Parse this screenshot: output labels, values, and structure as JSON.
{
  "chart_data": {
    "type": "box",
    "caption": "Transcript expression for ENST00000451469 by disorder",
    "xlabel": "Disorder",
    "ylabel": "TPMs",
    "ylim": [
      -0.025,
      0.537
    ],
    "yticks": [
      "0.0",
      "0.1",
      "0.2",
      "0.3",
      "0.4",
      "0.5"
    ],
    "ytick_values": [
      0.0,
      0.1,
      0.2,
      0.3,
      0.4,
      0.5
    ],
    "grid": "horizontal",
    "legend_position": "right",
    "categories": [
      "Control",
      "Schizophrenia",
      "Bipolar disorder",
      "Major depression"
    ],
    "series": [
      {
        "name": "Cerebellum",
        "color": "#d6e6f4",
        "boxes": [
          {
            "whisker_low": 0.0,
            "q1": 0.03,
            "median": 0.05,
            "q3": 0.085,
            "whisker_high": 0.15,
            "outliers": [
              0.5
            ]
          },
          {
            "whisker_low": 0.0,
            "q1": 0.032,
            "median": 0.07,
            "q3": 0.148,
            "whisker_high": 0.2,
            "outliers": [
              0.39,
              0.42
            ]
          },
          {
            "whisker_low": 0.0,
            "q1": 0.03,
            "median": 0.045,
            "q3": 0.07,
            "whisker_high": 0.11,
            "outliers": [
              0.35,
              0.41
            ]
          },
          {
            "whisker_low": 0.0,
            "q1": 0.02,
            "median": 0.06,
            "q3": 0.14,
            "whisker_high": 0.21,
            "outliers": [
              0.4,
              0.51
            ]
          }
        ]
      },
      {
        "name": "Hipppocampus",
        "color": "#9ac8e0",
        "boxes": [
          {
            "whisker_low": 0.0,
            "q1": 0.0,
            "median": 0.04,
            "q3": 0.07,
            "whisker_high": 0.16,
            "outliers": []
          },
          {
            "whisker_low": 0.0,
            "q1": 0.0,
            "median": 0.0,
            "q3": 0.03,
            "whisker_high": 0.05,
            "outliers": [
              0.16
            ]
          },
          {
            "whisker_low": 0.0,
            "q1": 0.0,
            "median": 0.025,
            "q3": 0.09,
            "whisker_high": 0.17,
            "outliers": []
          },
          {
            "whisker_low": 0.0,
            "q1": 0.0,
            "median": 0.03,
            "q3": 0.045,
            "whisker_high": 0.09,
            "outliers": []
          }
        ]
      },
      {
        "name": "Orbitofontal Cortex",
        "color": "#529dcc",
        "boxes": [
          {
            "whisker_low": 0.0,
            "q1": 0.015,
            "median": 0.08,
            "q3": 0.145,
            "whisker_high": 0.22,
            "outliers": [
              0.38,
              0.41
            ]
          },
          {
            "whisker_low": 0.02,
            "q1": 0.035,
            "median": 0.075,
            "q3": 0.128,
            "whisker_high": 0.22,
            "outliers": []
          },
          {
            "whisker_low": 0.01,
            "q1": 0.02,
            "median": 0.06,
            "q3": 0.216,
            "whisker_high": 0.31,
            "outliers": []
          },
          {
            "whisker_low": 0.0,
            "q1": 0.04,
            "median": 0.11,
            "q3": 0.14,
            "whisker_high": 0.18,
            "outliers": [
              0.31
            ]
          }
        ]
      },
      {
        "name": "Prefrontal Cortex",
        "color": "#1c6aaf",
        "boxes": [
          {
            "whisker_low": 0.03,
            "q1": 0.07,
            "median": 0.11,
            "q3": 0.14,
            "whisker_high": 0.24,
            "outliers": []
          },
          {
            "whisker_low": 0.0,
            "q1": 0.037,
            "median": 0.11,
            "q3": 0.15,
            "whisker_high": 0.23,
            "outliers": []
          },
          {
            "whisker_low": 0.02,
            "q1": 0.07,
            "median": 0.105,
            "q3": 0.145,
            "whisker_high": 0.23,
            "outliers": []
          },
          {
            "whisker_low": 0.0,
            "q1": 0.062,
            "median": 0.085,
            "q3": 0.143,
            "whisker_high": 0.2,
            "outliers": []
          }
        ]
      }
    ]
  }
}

+++

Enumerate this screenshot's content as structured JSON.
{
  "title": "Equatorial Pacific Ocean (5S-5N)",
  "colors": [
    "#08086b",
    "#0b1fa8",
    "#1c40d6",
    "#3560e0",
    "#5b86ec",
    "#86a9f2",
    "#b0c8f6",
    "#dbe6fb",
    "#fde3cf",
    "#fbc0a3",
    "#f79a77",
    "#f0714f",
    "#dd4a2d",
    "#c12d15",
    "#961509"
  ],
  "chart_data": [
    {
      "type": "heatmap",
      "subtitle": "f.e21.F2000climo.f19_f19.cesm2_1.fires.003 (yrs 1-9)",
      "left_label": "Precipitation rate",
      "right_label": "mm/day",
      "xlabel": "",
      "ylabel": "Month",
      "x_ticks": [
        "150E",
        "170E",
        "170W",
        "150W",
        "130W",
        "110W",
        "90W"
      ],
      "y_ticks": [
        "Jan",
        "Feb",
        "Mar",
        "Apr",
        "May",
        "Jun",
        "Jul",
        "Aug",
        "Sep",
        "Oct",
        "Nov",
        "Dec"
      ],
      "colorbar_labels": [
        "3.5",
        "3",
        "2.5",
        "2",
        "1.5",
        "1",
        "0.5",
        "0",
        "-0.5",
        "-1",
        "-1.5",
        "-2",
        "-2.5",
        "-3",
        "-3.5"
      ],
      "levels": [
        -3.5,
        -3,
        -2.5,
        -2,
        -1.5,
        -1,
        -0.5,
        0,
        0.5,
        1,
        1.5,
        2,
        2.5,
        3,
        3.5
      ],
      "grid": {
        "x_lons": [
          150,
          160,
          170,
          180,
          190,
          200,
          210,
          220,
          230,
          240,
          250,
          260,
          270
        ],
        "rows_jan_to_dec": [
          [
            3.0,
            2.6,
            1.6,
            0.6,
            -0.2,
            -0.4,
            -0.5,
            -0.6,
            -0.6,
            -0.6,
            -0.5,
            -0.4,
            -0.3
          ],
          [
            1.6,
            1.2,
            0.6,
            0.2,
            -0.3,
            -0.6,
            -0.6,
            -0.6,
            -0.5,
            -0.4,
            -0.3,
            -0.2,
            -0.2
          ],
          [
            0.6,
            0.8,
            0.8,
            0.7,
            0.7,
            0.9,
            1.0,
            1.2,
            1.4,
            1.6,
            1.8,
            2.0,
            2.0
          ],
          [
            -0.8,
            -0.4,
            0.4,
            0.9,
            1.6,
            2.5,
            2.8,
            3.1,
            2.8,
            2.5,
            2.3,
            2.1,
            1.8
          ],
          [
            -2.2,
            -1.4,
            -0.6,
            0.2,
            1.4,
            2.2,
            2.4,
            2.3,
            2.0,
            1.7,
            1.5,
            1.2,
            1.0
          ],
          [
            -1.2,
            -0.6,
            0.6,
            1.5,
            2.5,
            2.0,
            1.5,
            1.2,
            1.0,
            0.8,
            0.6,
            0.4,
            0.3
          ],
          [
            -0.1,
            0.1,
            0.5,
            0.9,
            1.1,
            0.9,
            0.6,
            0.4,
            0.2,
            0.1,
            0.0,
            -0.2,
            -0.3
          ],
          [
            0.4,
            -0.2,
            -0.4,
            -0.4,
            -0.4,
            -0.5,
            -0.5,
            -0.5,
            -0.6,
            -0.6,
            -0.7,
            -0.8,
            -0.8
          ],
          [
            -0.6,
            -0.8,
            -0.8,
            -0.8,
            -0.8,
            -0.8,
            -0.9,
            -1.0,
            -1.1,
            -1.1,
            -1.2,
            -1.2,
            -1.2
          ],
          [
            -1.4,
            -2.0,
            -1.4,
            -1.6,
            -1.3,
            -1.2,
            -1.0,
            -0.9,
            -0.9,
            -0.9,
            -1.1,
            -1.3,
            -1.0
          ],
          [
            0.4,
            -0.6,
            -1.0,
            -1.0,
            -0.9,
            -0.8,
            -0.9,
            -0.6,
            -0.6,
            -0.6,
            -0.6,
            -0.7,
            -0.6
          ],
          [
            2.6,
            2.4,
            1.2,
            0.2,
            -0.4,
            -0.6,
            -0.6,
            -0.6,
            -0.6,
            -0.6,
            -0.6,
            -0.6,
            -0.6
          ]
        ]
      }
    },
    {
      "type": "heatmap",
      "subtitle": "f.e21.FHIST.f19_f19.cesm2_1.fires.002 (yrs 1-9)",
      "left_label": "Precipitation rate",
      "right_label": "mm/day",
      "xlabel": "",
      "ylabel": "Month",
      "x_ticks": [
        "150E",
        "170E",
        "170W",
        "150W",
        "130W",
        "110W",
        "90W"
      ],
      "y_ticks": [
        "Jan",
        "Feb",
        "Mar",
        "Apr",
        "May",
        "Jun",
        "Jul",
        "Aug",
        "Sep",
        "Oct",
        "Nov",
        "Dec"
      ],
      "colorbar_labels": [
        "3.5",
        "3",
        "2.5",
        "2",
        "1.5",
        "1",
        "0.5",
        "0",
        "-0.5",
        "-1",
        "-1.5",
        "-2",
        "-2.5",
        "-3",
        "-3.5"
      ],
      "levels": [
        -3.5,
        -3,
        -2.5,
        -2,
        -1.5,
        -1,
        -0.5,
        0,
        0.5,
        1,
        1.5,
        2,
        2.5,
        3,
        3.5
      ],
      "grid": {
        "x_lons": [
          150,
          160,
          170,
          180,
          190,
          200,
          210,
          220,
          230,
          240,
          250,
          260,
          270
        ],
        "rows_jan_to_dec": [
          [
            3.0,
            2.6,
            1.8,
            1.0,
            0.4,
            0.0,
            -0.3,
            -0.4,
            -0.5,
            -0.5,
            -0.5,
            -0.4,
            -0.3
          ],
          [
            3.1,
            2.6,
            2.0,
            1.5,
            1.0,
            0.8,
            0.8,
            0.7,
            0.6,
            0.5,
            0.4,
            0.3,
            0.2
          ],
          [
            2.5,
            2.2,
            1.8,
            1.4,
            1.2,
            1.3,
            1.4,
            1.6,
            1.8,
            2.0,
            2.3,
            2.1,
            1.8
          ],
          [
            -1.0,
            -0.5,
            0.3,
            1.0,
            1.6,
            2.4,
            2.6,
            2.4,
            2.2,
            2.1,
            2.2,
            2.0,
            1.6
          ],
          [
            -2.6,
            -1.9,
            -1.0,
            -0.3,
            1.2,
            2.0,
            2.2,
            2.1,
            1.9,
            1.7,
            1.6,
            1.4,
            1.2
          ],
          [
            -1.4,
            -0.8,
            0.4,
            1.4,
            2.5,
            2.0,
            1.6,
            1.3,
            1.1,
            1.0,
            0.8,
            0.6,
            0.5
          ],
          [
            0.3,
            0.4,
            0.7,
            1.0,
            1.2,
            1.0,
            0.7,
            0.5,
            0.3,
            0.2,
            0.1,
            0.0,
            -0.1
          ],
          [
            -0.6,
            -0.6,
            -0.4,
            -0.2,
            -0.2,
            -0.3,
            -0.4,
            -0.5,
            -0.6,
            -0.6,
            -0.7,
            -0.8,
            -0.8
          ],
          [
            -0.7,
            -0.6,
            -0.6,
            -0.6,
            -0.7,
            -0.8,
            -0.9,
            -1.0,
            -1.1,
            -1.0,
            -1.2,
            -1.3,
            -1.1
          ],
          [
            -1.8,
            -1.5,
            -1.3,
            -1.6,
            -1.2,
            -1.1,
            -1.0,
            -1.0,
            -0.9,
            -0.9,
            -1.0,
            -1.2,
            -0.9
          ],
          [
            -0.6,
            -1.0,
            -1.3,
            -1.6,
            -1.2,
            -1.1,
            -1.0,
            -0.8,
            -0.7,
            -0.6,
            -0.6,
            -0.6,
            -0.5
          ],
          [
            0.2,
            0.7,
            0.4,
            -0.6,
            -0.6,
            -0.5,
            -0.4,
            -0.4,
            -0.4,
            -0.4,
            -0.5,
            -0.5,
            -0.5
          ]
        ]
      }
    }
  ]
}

+++

▶ **Required work**
Pick out each line containing "screenshot" and report it.

▶ **Answer**
Parse this screenshot: output labels, values, and structure as JSON.
Enumerate this screenshot's content as structured JSON.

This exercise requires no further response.